Text extract:
+--

# Do Brand Name Clothing Companies use DTG?



## AQIL (Sep 26, 2009)

Is DTG printing used in the "Brand Name" fashion world or is it more common amongst smaller merchants? In other words, are there companies like Tommy Hillfiger using DTG printers? And if so, do you know the names of these clothing companies and which DTG machines they are using?


----------



## studog79 (Jul 13, 2006)

Most of the major companies use screen print because they are bying volume and screen printing we can get up to 900 pieces per hour.


----------



## zhenjie (Aug 27, 2006)

I personally don't think DTG prints and white ink are suitable for 'premium' retail sales at the moment.


----------



## AQIL (Sep 26, 2009)

Thanks guys. It seems, at the moment silk screening provides the clothing with a better finish. Long lasting and better quality.


----------



## TshirtGuru (Jul 9, 2008)

It depends, but the majority screen print. But I have seen some major brands like Ecko print DTG shirts once in awhile.


----------



## Don-ColDesi (Oct 18, 2006)

There are a lot of "fashion" garments that are made from direct to fabric printed material. Rol to roll printing allows for high color, non-standard placement prints without the need for white ink. I was at ITMA in Singapore over 4 years ago and roll to roll was already huge at that time. The combo ofdirect to garment and direct to fabric are making an impact on the screen printing world.

+--

Items:
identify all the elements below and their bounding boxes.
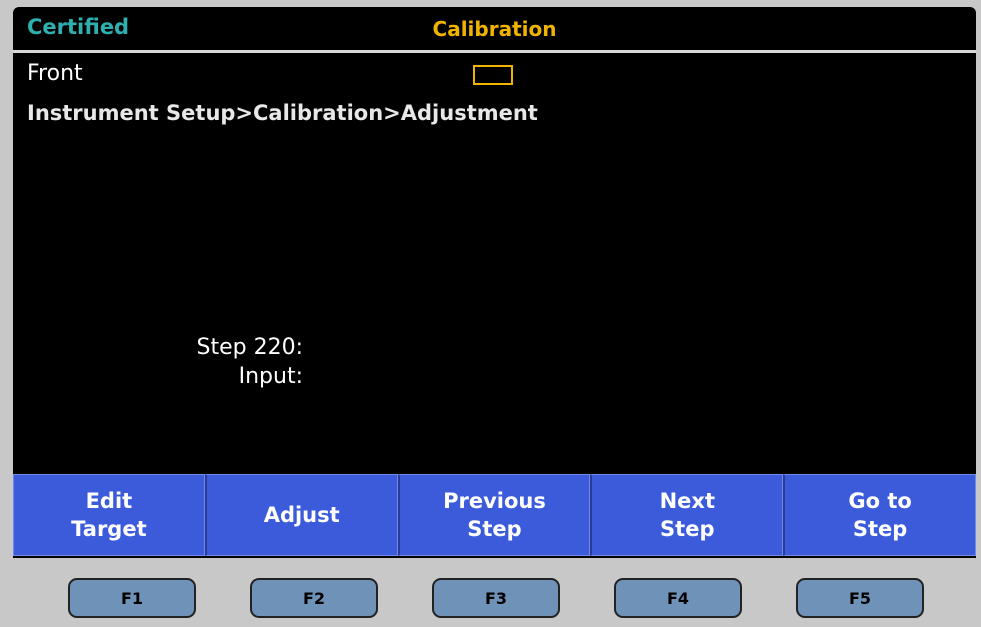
go-to-step-softkey[interactable]: Go to Step <box>783 474 976 556</box>
f1-button[interactable]: F1 <box>68 578 196 618</box>
adjust-softkey[interactable]: Adjust <box>204 474 398 556</box>
softkey-bar: Edit Target Adjust Previous Step Next St… <box>13 474 976 558</box>
step-label: Step 220: <box>196 335 304 360</box>
f2-button[interactable]: F2 <box>250 578 378 618</box>
f4-button[interactable]: F4 <box>614 578 742 618</box>
terminal-label: Front <box>27 61 83 86</box>
status-bar: Certified Calibration <box>13 7 976 53</box>
input-label: Input: <box>238 364 303 389</box>
function-key-row: F1 F2 F3 F4 F5 <box>0 578 981 620</box>
f3-button[interactable]: F3 <box>432 578 560 618</box>
breadcrumb: Instrument Setup>Calibration>Adjustment <box>27 101 538 125</box>
next-step-softkey[interactable]: Next Step <box>590 474 784 556</box>
terminal-indicator-icon <box>473 65 513 85</box>
screen-title: Calibration <box>432 17 557 41</box>
edit-target-softkey[interactable]: Edit Target <box>13 474 205 556</box>
instrument-display: Certified Calibration Front Instrument S… <box>13 7 976 558</box>
f5-button[interactable]: F5 <box>796 578 924 618</box>
previous-step-softkey[interactable]: Previous Step <box>397 474 591 556</box>
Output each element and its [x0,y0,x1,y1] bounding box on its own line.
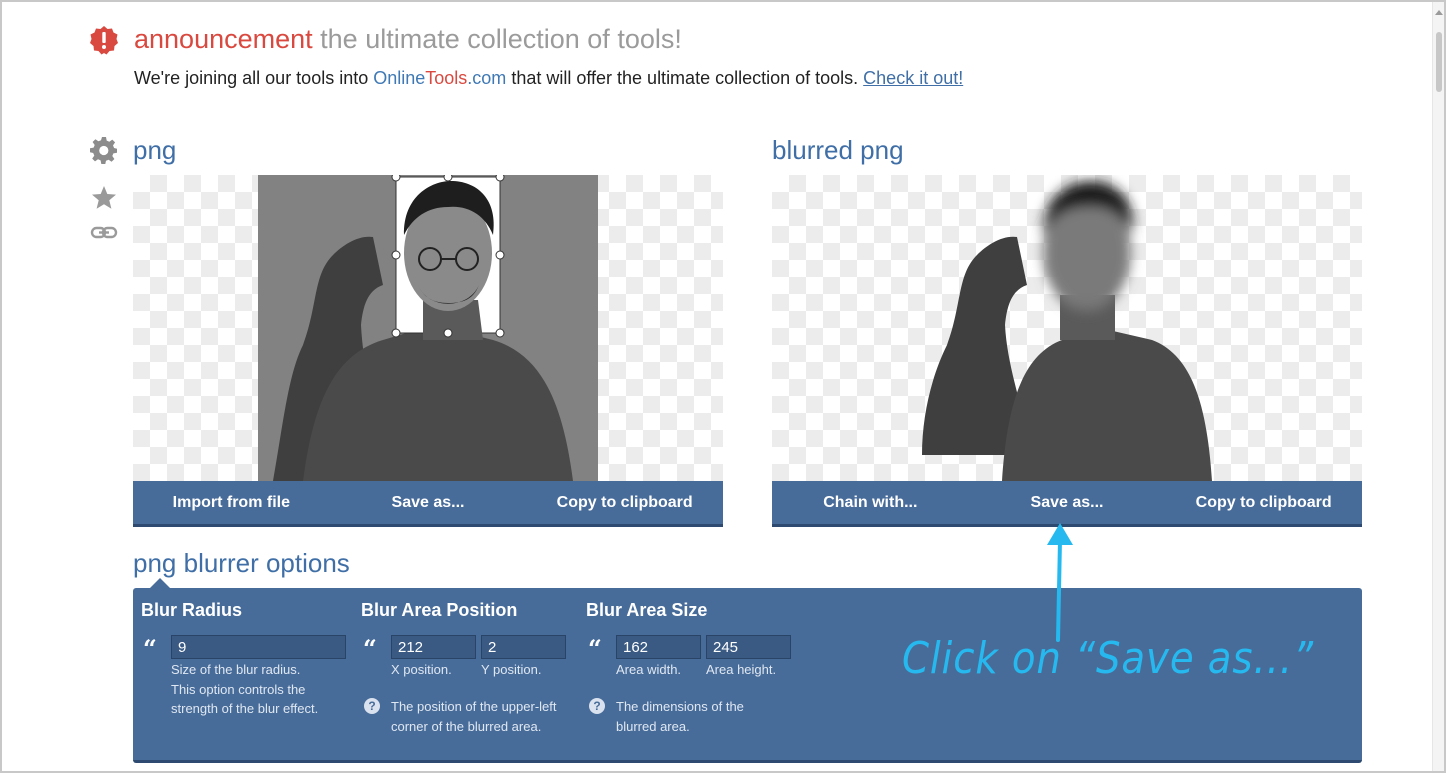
scroll-up-arrow[interactable] [1435,10,1443,15]
star-icon[interactable] [89,183,119,213]
options-notch [150,578,170,588]
options-title: png blurrer options [133,548,350,578]
annotation-arrow-icon [1047,523,1073,642]
chain-with-button[interactable]: Chain with... [772,481,969,524]
import-from-file-button[interactable]: Import from file [133,481,330,524]
blur-area-size-help-1: The dimensions of the [616,699,744,714]
blur-radius-title: Blur Radius [141,600,243,620]
announcement-text-after: that will offer the ultimate collection … [506,68,864,88]
area-width-label: Area width. [616,662,682,677]
blur-area-width-input[interactable] [616,635,701,659]
blur-radius-input[interactable] [171,635,346,659]
alert-icon [90,26,118,55]
input-save-as-button[interactable]: Save as... [330,481,527,524]
announcement-title: announcement the ultimate collection of … [134,24,682,55]
input-image-canvas[interactable] [133,175,723,481]
scrollbar[interactable] [1432,2,1444,771]
quote-icon: “ [363,634,377,663]
area-height-label: Area height. [706,662,777,677]
brand-tools: Tools [425,68,468,88]
scroll-thumb[interactable] [1436,32,1442,92]
check-it-out-link[interactable]: Check it out! [863,68,963,88]
blur-radius-hint-1: Size of the blur radius. [171,662,301,677]
announcement-text: We're joining all our tools into OnlineT… [134,68,963,89]
quote-icon: “ [588,634,602,663]
link-icon[interactable] [89,218,119,248]
input-button-bar: Import from file Save as... Copy to clip… [133,481,723,527]
blur-radius-hint-2: This option controls the [171,682,306,697]
output-copy-to-clipboard-button[interactable]: Copy to clipboard [1165,481,1362,524]
blur-area-size-title: Blur Area Size [586,600,708,620]
brand-online: Online [373,68,426,88]
x-position-label: X position. [391,662,452,677]
y-position-label: Y position. [481,662,542,677]
annotation-text: Click on “Save as...” [902,633,1314,684]
brand-com: .com [467,68,507,88]
blur-x-position-input[interactable] [391,635,476,659]
announcement-text-before: We're joining all our tools into [134,68,374,88]
blur-area-height-input[interactable] [706,635,791,659]
output-panel-title: blurred png [772,135,904,165]
help-icon: ? [364,698,380,714]
output-image-canvas[interactable] [772,175,1362,481]
input-copy-to-clipboard-button[interactable]: Copy to clipboard [526,481,723,524]
blur-radius-hint-3: strength of the blur effect. [171,701,319,716]
input-panel-title: png [133,135,177,165]
blur-area-position-help-2: corner of the blurred area. [391,719,542,734]
blur-area-position-help-1: The position of the upper-left [391,699,557,714]
help-icon: ? [589,698,605,714]
quote-icon: “ [143,634,157,663]
announcement-headline: the ultimate collection of tools! [320,24,682,54]
gear-icon[interactable] [89,135,119,165]
blur-area-size-help-2: blurred area. [616,719,690,734]
blur-y-position-input[interactable] [481,635,566,659]
announcement-label: announcement [134,24,313,54]
blur-area-position-title: Blur Area Position [361,600,518,620]
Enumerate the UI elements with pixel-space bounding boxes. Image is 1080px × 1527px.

+--

Requirement 1:
In the forum thread about brand-name clothing and DTG, how many pieces per hour can screen printing reach?
Requirement 2:
Repeat verbatim the stretch of the DTG forum thread from "Is DTG printing" through "they are using?".
Requirement 3:
Carry on the forum thread about brand-name clothing and DTG printing, picking up after its last sentence.

Task answer 1:
Up to 900 pieces per hour.

Task answer 2:
Is DTG printing used in the "Brand Name" fashion world or is it more common amongst smaller merchants? In other words, are there companies like Tommy Hillfiger using DTG printers? And if so, do you know the names of these clothing companies and which DTG machines they are using?

Task answer 3:
----------



## WholesalePrint (Sep 23, 2008)

> I personally don't think DTG prints and white ink are suitable for 'premium' retail sales at the moment.


Actually many use it. Hot Topic & Famous Star and straps to name a couple.


----------



## tonygraystone (May 1, 2008)

Is DTG still not a good option for premium shirts then?


----------



## mrbigjack50 (Jun 9, 2008)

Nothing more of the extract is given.